The records below should be written out again, exactly.
───── Dataset entries
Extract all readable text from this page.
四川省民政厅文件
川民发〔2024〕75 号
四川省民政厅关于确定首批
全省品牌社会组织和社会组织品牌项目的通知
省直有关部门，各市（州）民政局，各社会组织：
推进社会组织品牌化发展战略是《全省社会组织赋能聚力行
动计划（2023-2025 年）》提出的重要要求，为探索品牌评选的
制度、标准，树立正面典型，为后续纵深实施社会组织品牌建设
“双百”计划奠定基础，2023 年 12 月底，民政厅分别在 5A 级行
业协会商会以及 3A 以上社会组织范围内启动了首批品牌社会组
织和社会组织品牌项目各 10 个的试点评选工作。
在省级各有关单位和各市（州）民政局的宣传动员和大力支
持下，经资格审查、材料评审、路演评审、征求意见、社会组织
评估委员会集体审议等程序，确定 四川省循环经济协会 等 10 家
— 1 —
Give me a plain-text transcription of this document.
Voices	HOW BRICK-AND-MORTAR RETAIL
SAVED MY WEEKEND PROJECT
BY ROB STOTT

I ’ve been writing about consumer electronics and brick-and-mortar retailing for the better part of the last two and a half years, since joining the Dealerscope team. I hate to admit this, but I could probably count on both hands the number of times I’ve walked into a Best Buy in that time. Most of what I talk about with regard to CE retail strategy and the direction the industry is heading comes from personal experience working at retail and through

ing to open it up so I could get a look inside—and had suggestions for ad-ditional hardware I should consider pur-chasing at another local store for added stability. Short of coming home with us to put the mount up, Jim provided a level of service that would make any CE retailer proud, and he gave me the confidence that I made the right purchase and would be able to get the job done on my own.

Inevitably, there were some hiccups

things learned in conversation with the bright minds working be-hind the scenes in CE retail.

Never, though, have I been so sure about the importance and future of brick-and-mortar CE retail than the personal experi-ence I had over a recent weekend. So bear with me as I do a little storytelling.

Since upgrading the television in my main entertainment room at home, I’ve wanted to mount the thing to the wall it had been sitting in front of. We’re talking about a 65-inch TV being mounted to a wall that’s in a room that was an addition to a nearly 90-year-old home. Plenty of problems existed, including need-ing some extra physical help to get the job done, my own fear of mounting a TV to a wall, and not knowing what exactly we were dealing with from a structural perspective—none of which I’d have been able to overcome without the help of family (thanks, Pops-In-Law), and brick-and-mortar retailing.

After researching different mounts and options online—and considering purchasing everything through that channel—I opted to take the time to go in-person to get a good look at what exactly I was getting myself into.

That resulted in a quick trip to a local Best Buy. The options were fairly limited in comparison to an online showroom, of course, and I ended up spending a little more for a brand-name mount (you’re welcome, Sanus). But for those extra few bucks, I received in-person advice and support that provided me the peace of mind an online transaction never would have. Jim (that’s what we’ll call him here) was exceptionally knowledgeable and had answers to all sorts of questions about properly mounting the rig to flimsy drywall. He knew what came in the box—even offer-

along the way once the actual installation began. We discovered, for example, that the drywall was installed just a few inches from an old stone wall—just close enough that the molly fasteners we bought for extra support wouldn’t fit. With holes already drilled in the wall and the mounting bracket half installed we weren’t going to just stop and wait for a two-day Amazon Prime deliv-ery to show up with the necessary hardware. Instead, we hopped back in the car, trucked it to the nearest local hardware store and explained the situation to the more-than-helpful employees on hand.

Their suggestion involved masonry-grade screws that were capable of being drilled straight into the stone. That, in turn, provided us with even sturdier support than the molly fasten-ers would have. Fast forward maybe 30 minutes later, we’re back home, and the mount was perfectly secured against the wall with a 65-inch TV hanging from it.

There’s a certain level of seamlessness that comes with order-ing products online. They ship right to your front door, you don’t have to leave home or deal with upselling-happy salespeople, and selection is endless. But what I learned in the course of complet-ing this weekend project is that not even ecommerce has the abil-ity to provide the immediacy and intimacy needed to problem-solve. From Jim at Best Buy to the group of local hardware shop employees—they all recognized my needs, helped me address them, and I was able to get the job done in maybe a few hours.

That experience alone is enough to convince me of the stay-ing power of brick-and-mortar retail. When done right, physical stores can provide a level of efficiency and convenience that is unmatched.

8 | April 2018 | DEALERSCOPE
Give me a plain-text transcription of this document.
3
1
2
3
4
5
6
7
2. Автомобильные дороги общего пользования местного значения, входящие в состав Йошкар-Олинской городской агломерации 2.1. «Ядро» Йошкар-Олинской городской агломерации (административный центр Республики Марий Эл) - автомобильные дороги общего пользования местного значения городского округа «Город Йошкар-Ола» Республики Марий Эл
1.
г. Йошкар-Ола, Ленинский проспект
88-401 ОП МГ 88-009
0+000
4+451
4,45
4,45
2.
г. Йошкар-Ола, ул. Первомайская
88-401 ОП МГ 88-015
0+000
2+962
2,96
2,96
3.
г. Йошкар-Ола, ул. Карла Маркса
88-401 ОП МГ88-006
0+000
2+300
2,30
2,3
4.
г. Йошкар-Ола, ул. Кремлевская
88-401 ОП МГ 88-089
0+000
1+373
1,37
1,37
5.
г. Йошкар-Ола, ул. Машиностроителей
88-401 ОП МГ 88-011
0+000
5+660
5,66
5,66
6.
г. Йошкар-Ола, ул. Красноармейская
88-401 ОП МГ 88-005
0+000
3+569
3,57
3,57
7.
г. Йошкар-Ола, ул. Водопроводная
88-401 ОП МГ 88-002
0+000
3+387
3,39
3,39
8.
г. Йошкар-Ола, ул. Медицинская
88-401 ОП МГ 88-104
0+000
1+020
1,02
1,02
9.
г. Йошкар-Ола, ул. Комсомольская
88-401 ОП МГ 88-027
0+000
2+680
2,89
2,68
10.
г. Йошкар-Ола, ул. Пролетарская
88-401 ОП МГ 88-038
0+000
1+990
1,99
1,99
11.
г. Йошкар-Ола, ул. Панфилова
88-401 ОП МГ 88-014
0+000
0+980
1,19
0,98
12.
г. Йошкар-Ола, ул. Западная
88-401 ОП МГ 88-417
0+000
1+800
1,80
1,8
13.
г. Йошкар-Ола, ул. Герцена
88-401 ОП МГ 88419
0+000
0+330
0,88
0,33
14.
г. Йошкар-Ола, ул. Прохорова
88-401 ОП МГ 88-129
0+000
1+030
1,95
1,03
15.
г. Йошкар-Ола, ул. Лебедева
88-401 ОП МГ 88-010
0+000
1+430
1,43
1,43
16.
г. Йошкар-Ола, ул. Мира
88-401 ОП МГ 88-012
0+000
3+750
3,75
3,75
──────────
● Full solution:
Extract all readable text from this page.
四川省民政厅文件
川民发〔2024〕75 号
四川省民政厅关于确定首批
全省品牌社会组织和社会组织品牌项目的通知
省直有关部门，各市（州）民政局，各社会组织：
推进社会组织品牌化发展战略是《全省社会组织赋能聚力行
动计划（2023-2025 年）》提出的重要要求，为探索品牌评选的
制度、标准，树立正面典型，为后续纵深实施社会组织品牌建设
“双百”计划奠定基础，2023 年 12 月底，民政厅分别在 5A 级行
业协会商会以及 3A 以上社会组织范围内启动了首批品牌社会组
织和社会组织品牌项目各 10 个的试点评选工作。
在省级各有关单位和各市（州）民政局的宣传动员和大力支
持下，经资格审查、材料评审、路演评审、征求意见、社会组织
评估委员会集体审议等程序，确定 四川省循环经济协会 等 10 家
— 1 —
Give me a plain-text transcription of this document.
Voices	HOW BRICK-AND-MORTAR RETAIL
SAVED MY WEEKEND PROJECT
BY ROB STOTT

I ’ve been writing about consumer electronics and brick-and-mortar retailing for the better part of the last two and a half years, since joining the Dealerscope team. I hate to admit this, but I could probably count on both hands the number of times I’ve walked into a Best Buy in that time. Most of what I talk about with regard to CE retail strategy and the direction the industry is heading comes from personal experience working at retail and through

ing to open it up so I could get a look inside—and had suggestions for ad-ditional hardware I should consider pur-chasing at another local store for added stability. Short of coming home with us to put the mount up, Jim provided a level of service that would make any CE retailer proud, and he gave me the confidence that I made the right purchase and would be able to get the job done on my own.

Inevitably, there were some hiccups

things learned in conversation with the bright minds working be-hind the scenes in CE retail.

Never, though, have I been so sure about the importance and future of brick-and-mortar CE retail than the personal experi-ence I had over a recent weekend. So bear with me as I do a little storytelling.

Since upgrading the television in my main entertainment room at home, I’ve wanted to mount the thing to the wall it had been sitting in front of. We’re talking about a 65-inch TV being mounted to a wall that’s in a room that was an addition to a nearly 90-year-old home. Plenty of problems existed, including need-ing some extra physical help to get the job done, my own fear of mounting a TV to a wall, and not knowing what exactly we were dealing with from a structural perspective—none of which I’d have been able to overcome without the help of family (thanks, Pops-In-Law), and brick-and-mortar retailing.

After researching different mounts and options online—and considering purchasing everything through that channel—I opted to take the time to go in-person to get a good look at what exactly I was getting myself into.

That resulted in a quick trip to a local Best Buy. The options were fairly limited in comparison to an online showroom, of course, and I ended up spending a little more for a brand-name mount (you’re welcome, Sanus). But for those extra few bucks, I received in-person advice and support that provided me the peace of mind an online transaction never would have. Jim (that’s what we’ll call him here) was exceptionally knowledgeable and had answers to all sorts of questions about properly mounting the rig to flimsy drywall. He knew what came in the box—even offer-

along the way once the actual installation began. We discovered, for example, that the drywall was installed just a few inches from an old stone wall—just close enough that the molly fasteners we bought for extra support wouldn’t fit. With holes already drilled in the wall and the mounting bracket half installed we weren’t going to just stop and wait for a two-day Amazon Prime deliv-ery to show up with the necessary hardware. Instead, we hopped back in the car, trucked it to the nearest local hardware store and explained the situation to the more-than-helpful employees on hand.

Their suggestion involved masonry-grade screws that were capable of being drilled straight into the stone. That, in turn, provided us with even sturdier support than the molly fasten-ers would have. Fast forward maybe 30 minutes later, we’re back home, and the mount was perfectly secured against the wall with a 65-inch TV hanging from it.

There’s a certain level of seamlessness that comes with order-ing products online. They ship right to your front door, you don’t have to leave home or deal with upselling-happy salespeople, and selection is endless. But what I learned in the course of complet-ing this weekend project is that not even ecommerce has the abil-ity to provide the immediacy and intimacy needed to problem-solve. From Jim at Best Buy to the group of local hardware shop employees—they all recognized my needs, helped me address them, and I was able to get the job done in maybe a few hours.

That experience alone is enough to convince me of the stay-ing power of brick-and-mortar retail. When done right, physical stores can provide a level of efficiency and convenience that is unmatched.

8 | April 2018 | DEALERSCOPE
Give me a plain-text transcription of this document.
3
1
2
3
4
5
6
7
2. Автомобильные дороги общего пользования местного значения, входящие в состав Йошкар-Олинской городской агломерации 2.1. «Ядро» Йошкар-Олинской городской агломерации (административный центр Республики Марий Эл) - автомобильные дороги общего пользования местного значения городского округа «Город Йошкар-Ола» Республики Марий Эл
1.
г. Йошкар-Ола, Ленинский проспект
88-401 ОП МГ 88-009
0+000
4+451
4,45
4,45
2.
г. Йошкар-Ола, ул. Первомайская
88-401 ОП МГ 88-015
0+000
2+962
2,96
2,96
3.
г. Йошкар-Ола, ул. Карла Маркса
88-401 ОП МГ88-006
0+000
2+300
2,30
2,3
4.
г. Йошкар-Ола, ул. Кремлевская
88-401 ОП МГ 88-089
0+000
1+373
1,37
1,37
5.
г. Йошкар-Ола, ул. Машиностроителей
88-401 ОП МГ 88-011
0+000
5+660
5,66
5,66
6.
г. Йошкар-Ола, ул. Красноармейская
88-401 ОП МГ 88-005
0+000
3+569
3,57
3,57
7.
г. Йошкар-Ола, ул. Водопроводная
88-401 ОП МГ 88-002
0+000
3+387
3,39
3,39
8.
г. Йошкар-Ола, ул. Медицинская
88-401 ОП МГ 88-104
0+000
1+020
1,02
1,02
9.
г. Йошкар-Ола, ул. Комсомольская
88-401 ОП МГ 88-027
0+000
2+680
2,89
2,68
10.
г. Йошкар-Ола, ул. Пролетарская
88-401 ОП МГ 88-038
0+000
1+990
1,99
1,99
11.
г. Йошкар-Ола, ул. Панфилова
88-401 ОП МГ 88-014
0+000
0+980
1,19
0,98
12.
г. Йошкар-Ола, ул. Западная
88-401 ОП МГ 88-417
0+000
1+800
1,80
1,8
13.
г. Йошкар-Ола, ул. Герцена
88-401 ОП МГ 88419
0+000
0+330
0,88
0,33
14.
г. Йошкар-Ола, ул. Прохорова
88-401 ОП МГ 88-129
0+000
1+030
1,95
1,03
15.
г. Йошкар-Ола, ул. Лебедева
88-401 ОП МГ 88-010
0+000
1+430
1,43
1,43
16.
г. Йошкар-Ола, ул. Мира
88-401 ОП МГ 88-012
0+000
3+750
3,75
3,75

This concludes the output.